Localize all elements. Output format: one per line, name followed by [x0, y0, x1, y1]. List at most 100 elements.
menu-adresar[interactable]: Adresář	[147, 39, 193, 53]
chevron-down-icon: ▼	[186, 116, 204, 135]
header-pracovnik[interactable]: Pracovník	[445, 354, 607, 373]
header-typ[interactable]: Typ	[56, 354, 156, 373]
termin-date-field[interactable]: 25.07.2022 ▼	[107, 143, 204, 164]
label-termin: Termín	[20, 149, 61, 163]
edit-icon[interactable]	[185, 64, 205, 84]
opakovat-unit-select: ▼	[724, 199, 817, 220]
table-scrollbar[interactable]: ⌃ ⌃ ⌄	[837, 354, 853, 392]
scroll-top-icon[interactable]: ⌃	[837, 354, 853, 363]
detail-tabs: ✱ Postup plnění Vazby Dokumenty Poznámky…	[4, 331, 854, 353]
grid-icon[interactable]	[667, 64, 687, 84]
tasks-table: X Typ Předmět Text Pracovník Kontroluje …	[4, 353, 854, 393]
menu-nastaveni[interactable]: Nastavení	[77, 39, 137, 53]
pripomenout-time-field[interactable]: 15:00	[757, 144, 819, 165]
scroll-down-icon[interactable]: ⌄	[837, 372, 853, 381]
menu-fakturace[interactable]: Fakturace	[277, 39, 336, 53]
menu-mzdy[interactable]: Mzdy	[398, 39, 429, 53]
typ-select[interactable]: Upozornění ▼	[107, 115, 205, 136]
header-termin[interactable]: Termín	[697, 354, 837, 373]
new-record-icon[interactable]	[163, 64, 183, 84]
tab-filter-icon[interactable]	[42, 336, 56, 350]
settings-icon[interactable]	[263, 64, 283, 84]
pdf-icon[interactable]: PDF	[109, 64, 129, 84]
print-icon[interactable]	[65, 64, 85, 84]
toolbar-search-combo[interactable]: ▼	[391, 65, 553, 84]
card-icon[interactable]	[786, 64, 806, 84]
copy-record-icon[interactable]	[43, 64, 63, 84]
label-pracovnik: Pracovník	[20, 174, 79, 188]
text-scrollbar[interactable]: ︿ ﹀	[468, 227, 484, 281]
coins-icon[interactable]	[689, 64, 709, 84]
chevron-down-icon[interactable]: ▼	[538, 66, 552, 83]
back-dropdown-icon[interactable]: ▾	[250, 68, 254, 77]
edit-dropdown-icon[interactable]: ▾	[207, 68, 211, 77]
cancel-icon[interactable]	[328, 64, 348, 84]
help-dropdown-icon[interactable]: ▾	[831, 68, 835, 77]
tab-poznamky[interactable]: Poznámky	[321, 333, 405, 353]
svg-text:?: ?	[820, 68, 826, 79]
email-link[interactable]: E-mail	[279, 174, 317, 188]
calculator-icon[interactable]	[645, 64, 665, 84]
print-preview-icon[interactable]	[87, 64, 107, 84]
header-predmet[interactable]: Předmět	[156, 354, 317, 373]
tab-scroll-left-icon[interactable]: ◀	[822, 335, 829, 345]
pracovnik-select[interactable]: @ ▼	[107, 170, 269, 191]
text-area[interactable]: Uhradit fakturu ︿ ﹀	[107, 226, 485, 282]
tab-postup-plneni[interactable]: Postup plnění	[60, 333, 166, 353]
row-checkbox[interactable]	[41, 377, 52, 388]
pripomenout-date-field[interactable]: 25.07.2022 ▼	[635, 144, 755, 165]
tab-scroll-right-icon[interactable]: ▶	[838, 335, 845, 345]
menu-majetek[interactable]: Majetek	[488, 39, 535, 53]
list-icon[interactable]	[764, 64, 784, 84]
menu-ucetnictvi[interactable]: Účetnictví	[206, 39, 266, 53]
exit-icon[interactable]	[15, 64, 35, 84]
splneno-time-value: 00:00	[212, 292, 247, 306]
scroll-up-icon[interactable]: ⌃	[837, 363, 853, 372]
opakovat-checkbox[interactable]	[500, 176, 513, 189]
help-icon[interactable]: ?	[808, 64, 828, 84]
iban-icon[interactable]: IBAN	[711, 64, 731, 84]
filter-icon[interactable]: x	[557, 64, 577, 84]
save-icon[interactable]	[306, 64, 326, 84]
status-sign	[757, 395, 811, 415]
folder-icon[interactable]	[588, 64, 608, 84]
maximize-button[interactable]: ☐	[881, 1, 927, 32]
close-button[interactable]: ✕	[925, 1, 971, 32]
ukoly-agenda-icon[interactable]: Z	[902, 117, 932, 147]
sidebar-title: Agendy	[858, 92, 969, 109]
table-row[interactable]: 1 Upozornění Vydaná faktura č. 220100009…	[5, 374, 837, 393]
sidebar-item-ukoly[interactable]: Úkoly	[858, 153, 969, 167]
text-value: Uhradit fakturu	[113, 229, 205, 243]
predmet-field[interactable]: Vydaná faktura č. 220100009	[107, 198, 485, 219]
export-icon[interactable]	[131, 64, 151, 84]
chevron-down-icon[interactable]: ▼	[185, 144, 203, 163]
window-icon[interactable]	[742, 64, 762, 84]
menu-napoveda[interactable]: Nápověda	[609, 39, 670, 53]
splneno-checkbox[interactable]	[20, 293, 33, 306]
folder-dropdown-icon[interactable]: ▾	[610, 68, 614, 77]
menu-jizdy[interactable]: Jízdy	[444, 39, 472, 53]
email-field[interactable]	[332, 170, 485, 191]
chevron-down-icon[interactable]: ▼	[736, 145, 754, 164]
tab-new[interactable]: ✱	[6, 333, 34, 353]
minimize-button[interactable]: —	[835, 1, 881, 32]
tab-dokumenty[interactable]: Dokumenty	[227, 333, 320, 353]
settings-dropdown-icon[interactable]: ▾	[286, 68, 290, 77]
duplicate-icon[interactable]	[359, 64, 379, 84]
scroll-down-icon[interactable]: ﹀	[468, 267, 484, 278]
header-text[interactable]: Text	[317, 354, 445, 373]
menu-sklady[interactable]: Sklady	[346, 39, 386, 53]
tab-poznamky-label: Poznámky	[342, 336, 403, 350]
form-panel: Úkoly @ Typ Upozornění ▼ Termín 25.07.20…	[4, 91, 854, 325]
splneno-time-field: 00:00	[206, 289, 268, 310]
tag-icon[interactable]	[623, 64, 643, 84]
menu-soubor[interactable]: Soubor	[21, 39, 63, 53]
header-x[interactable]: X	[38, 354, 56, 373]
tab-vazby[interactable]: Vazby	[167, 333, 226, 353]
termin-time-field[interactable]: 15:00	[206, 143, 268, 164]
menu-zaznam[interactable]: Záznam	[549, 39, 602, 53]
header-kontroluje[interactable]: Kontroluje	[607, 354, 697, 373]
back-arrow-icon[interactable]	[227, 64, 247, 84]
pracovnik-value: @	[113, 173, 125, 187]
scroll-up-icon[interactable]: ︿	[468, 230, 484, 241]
_ _ _ _ _
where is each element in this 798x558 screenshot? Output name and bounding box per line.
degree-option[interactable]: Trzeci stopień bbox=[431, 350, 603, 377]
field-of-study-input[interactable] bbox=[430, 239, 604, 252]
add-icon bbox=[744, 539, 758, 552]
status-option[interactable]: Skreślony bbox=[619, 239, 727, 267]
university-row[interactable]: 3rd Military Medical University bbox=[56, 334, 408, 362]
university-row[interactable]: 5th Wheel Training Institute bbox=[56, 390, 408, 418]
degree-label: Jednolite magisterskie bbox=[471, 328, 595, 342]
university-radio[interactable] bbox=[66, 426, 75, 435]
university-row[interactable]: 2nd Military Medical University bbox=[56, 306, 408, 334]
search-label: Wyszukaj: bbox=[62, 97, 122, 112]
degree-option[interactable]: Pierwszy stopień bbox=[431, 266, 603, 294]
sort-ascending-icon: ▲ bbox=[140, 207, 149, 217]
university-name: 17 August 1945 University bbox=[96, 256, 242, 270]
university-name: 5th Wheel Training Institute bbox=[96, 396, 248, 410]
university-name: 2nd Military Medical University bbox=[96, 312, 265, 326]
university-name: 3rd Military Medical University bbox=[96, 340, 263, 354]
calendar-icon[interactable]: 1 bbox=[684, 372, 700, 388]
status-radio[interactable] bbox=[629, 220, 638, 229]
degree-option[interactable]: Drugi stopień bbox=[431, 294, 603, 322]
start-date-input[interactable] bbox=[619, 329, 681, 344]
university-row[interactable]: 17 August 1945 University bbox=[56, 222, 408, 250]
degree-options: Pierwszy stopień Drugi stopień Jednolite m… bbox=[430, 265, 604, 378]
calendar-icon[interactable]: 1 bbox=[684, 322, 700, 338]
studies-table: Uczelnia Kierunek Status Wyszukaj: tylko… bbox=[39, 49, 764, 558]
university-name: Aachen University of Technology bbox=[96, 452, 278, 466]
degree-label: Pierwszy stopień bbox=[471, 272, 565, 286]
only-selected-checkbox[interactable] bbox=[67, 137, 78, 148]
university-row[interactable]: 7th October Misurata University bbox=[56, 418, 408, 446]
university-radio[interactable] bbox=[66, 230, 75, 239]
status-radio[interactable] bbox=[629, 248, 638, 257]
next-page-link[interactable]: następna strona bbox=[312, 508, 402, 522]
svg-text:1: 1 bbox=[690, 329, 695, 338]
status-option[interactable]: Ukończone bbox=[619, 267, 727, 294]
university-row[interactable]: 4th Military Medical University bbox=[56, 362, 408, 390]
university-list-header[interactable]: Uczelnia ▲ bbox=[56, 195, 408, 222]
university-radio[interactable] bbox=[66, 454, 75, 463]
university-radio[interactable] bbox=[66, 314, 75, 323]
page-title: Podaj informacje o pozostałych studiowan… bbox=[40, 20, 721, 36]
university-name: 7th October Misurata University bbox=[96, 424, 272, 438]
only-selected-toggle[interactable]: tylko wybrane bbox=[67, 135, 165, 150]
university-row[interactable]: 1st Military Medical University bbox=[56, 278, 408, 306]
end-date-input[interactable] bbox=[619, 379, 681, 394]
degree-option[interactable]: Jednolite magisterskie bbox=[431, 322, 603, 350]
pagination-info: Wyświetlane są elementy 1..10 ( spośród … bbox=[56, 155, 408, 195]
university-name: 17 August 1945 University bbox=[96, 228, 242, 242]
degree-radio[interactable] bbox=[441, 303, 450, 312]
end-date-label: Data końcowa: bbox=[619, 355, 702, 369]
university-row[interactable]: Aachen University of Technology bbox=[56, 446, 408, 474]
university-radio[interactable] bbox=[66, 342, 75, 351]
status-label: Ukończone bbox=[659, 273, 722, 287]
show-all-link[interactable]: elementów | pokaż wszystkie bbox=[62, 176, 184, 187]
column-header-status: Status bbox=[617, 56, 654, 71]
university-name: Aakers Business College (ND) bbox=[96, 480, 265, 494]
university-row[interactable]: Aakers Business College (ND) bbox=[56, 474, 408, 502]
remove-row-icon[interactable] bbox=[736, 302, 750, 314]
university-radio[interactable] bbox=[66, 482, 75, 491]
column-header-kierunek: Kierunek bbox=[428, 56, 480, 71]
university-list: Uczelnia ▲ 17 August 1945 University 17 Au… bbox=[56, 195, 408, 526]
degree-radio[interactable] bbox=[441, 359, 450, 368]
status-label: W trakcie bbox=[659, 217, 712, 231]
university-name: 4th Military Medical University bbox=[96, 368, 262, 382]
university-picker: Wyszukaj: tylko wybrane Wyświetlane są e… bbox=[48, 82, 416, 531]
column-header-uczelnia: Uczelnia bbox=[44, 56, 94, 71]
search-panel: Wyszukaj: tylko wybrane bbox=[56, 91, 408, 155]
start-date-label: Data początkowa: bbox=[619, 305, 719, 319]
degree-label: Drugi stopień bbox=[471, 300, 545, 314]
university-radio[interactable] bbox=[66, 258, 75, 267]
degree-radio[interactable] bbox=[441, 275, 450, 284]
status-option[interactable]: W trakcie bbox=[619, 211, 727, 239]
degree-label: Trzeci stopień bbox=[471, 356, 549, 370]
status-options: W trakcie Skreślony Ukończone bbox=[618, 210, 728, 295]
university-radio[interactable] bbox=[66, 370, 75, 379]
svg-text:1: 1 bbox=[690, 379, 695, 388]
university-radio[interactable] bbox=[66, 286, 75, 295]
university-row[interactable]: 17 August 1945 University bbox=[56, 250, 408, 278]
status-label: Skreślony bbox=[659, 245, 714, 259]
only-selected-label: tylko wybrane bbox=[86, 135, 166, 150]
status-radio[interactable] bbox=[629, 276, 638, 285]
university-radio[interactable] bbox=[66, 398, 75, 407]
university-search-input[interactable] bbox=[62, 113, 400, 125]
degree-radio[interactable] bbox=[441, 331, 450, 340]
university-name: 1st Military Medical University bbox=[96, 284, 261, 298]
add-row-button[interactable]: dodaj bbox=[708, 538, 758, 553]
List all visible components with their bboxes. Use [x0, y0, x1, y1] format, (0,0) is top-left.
_ _ _ _ _
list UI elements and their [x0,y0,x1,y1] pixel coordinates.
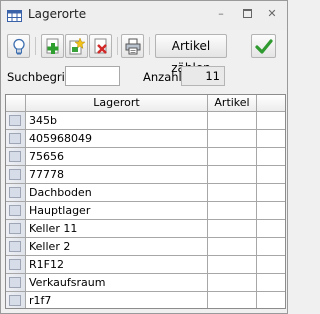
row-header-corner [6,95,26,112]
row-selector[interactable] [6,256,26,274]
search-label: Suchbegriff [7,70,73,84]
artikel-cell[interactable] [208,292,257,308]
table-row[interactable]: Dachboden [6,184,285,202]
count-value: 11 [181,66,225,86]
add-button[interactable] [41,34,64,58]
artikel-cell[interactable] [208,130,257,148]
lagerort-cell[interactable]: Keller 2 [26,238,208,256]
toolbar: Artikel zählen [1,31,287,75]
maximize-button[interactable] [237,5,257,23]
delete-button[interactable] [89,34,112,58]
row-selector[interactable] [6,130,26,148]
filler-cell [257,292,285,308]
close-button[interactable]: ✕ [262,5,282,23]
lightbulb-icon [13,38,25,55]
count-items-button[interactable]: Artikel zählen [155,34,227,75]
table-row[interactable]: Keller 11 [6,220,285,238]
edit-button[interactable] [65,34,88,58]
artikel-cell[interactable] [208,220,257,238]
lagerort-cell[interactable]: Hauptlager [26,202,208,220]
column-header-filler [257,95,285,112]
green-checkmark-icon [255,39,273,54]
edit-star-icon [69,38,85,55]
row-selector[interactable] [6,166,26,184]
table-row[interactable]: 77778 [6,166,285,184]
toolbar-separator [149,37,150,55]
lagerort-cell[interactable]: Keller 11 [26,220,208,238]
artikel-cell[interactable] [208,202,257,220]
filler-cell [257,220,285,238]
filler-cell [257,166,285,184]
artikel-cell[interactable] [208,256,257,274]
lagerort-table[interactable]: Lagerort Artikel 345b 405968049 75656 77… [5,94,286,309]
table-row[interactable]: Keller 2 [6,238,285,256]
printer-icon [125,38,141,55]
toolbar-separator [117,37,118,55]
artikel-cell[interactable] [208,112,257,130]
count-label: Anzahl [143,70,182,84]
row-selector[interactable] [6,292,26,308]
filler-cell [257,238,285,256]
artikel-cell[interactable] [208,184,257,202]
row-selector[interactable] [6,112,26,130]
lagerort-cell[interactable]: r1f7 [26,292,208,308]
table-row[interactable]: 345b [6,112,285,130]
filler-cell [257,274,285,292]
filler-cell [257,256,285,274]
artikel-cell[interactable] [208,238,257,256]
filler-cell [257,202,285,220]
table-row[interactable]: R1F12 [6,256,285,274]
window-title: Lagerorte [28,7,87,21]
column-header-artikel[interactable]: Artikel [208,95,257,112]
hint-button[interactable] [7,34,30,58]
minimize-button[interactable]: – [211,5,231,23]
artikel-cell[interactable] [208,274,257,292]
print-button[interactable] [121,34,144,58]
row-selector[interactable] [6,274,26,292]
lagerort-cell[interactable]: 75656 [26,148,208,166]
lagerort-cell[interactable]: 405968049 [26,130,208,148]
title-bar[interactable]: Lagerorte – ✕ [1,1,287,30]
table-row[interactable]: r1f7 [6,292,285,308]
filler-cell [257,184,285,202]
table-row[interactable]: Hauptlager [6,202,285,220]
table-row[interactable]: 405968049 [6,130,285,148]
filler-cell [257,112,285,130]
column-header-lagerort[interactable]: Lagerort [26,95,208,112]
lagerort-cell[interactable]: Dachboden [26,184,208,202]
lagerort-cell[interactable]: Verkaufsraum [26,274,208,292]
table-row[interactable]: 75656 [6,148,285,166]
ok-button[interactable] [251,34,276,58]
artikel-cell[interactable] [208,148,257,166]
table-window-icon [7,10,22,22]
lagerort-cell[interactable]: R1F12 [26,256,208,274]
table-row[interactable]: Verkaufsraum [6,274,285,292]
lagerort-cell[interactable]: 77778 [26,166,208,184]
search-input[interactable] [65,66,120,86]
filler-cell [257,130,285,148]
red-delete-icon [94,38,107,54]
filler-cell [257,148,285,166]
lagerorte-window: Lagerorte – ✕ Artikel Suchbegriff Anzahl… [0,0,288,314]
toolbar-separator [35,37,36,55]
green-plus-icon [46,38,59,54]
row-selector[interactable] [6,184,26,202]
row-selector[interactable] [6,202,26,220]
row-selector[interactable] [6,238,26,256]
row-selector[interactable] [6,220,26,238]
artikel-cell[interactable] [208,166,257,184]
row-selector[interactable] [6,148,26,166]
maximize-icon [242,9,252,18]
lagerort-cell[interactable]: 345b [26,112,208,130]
_ _ _ _ _
Copy the rows from the line with "row-header-corner [6,95,26,112]" up to and including the line with "add-button[interactable] [41,34,64,58]", keeping each one unchanged.

» **Full response**
row-header-corner [6,95,26,112]
row-selector[interactable] [6,256,26,274]
search-label: Suchbegriff [7,70,73,84]
artikel-cell[interactable] [208,292,257,308]
table-row[interactable]: Dachboden [6,184,285,202]
count-value: 11 [181,66,225,86]
add-button[interactable] [41,34,64,58]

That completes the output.